- WORK REQUIRED
Go through the material below and copy all lines with "left".

◆ ◆ ◆ ◆ ◆ ◆ ◆

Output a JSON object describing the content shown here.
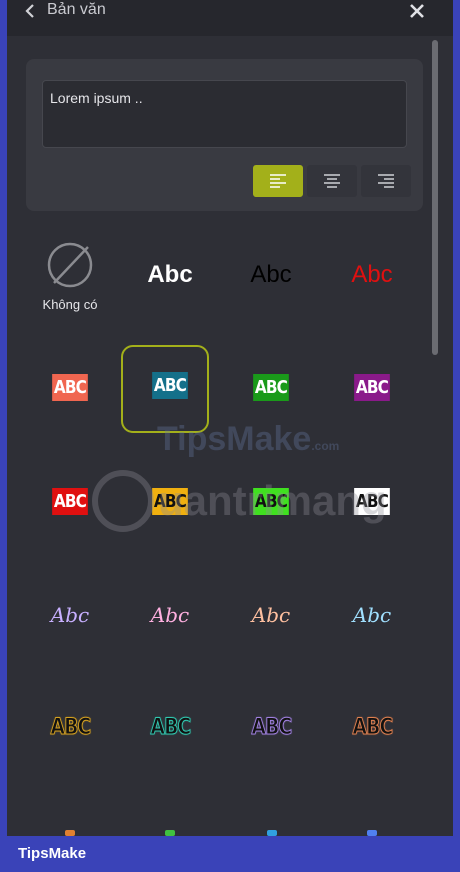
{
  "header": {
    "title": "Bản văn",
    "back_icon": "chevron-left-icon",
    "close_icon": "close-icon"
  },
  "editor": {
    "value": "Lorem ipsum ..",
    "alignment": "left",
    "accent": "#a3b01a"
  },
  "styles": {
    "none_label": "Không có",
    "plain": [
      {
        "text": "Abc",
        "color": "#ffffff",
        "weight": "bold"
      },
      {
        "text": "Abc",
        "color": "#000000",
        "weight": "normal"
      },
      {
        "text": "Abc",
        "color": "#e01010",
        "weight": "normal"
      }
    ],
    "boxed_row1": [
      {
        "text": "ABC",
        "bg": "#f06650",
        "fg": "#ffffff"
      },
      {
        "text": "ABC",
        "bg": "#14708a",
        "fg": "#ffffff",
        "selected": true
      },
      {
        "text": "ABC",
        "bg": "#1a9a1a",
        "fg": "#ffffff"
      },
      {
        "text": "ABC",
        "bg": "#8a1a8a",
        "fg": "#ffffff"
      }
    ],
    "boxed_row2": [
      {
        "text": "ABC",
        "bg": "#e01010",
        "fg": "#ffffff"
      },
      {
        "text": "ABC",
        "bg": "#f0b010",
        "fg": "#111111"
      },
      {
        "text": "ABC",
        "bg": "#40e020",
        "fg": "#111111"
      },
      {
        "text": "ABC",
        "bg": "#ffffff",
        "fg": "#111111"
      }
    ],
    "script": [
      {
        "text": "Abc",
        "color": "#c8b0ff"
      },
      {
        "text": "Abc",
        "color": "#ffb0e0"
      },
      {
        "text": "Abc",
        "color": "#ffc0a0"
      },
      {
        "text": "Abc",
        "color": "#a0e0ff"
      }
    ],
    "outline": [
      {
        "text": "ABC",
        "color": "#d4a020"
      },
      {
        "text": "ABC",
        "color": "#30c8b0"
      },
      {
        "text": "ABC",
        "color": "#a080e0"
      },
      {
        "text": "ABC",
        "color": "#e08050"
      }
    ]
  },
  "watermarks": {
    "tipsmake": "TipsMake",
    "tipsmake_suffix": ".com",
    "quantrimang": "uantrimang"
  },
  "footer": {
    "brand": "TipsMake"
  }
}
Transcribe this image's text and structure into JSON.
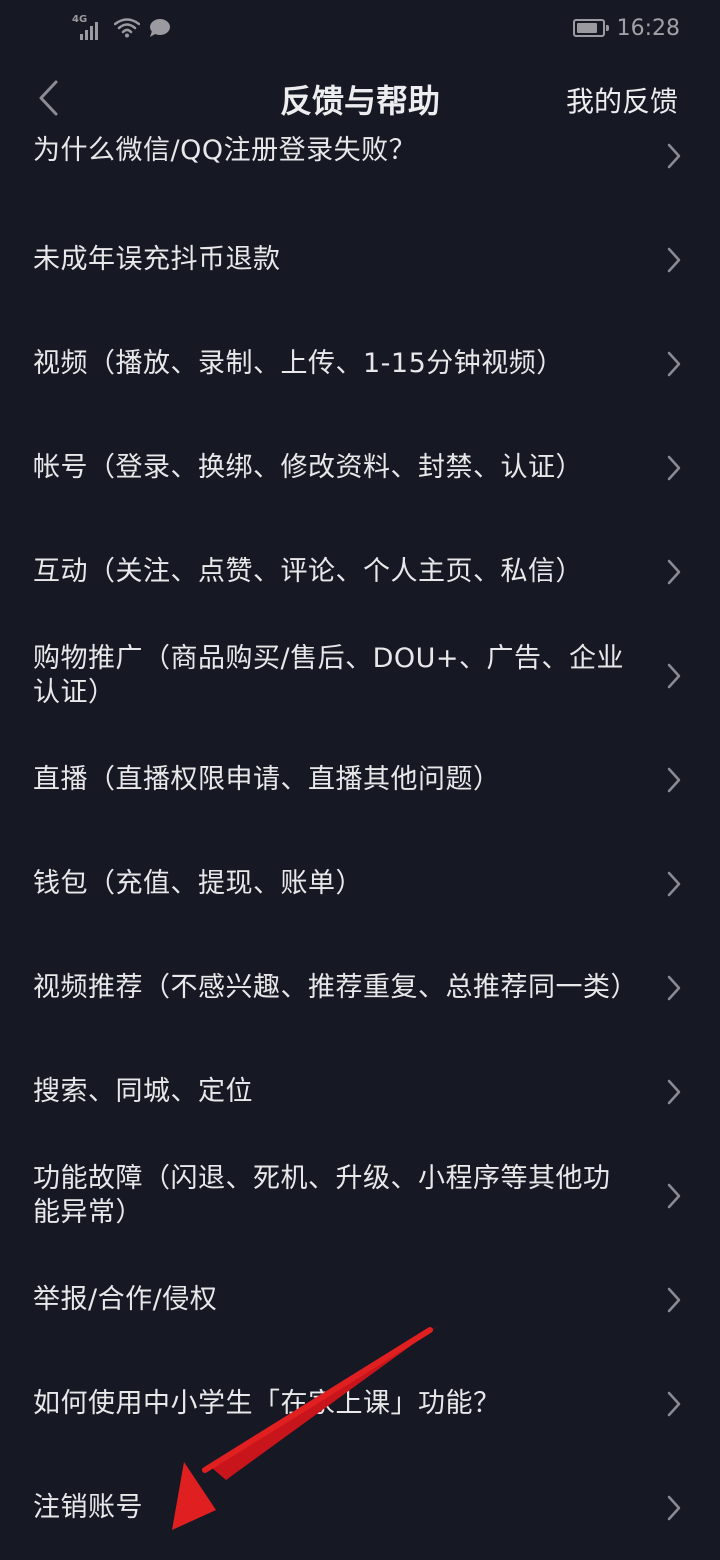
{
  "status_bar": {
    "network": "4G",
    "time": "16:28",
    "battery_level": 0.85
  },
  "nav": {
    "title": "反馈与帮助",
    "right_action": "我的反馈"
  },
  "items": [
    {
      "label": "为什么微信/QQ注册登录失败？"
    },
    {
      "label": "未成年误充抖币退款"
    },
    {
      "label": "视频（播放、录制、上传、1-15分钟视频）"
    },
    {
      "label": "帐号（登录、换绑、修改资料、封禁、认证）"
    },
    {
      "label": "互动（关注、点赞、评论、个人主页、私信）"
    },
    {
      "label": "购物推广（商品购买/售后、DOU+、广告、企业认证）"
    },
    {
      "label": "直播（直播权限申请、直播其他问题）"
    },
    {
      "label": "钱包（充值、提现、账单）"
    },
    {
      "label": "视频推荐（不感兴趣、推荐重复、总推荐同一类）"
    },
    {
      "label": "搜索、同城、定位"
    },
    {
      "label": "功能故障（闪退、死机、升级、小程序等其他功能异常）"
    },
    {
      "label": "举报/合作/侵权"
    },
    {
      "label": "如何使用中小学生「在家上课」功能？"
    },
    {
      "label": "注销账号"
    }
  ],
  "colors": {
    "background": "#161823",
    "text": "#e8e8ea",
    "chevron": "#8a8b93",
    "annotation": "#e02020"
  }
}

◆ ◆ ◆ ◆ ◆ ◆ ◆

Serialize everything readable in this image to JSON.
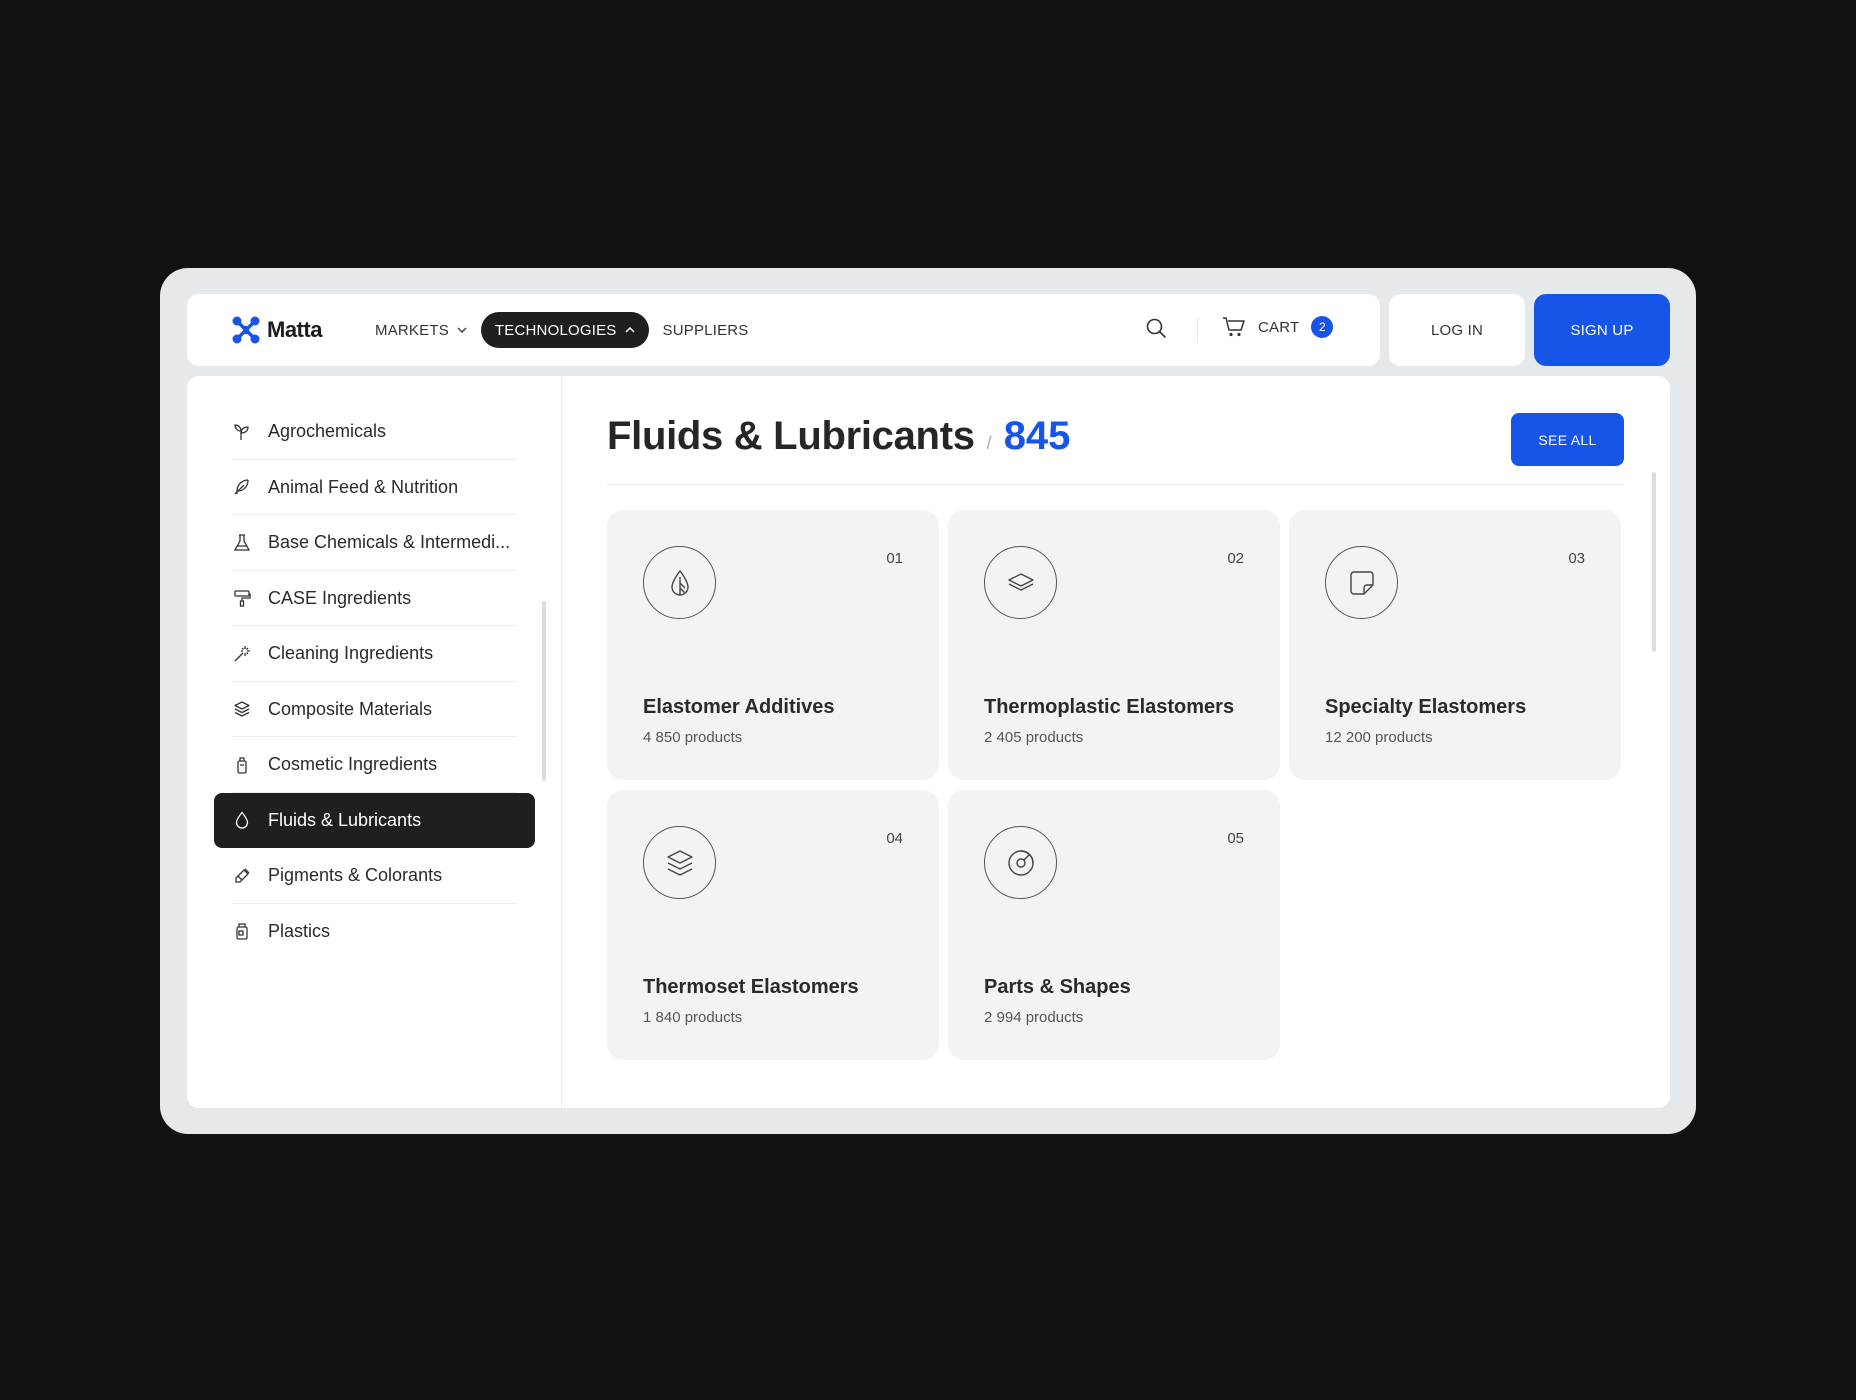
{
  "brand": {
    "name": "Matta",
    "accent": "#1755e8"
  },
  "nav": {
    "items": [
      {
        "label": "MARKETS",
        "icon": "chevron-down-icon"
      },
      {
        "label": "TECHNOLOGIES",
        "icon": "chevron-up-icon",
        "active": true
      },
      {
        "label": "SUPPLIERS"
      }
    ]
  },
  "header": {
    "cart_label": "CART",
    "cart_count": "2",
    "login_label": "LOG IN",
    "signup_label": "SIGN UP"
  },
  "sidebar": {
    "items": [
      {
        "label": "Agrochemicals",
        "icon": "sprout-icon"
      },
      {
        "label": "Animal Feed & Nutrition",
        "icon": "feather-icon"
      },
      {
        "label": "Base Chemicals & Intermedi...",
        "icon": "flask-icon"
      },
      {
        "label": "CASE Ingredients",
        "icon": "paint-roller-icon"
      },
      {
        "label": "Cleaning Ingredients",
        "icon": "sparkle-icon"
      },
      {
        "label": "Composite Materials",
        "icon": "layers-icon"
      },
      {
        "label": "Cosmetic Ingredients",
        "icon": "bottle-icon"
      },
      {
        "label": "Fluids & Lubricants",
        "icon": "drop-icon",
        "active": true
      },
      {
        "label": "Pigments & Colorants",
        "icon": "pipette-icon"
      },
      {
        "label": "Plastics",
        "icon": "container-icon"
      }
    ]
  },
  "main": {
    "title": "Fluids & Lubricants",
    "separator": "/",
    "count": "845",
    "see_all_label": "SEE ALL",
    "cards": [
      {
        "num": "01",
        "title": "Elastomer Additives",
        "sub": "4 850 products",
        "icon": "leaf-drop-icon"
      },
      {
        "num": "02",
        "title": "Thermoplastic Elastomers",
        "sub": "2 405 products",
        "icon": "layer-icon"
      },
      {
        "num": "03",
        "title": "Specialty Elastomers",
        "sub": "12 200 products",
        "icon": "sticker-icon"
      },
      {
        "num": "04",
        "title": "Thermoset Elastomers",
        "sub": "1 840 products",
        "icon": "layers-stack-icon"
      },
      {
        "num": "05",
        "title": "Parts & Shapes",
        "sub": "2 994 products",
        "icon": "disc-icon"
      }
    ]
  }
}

◆ ◆ ◆ ◆ ◆ ◆ ◆

- COMPLETE ANSWER
    "back_icon": "chevron-left-icon",
    "alignment": "left",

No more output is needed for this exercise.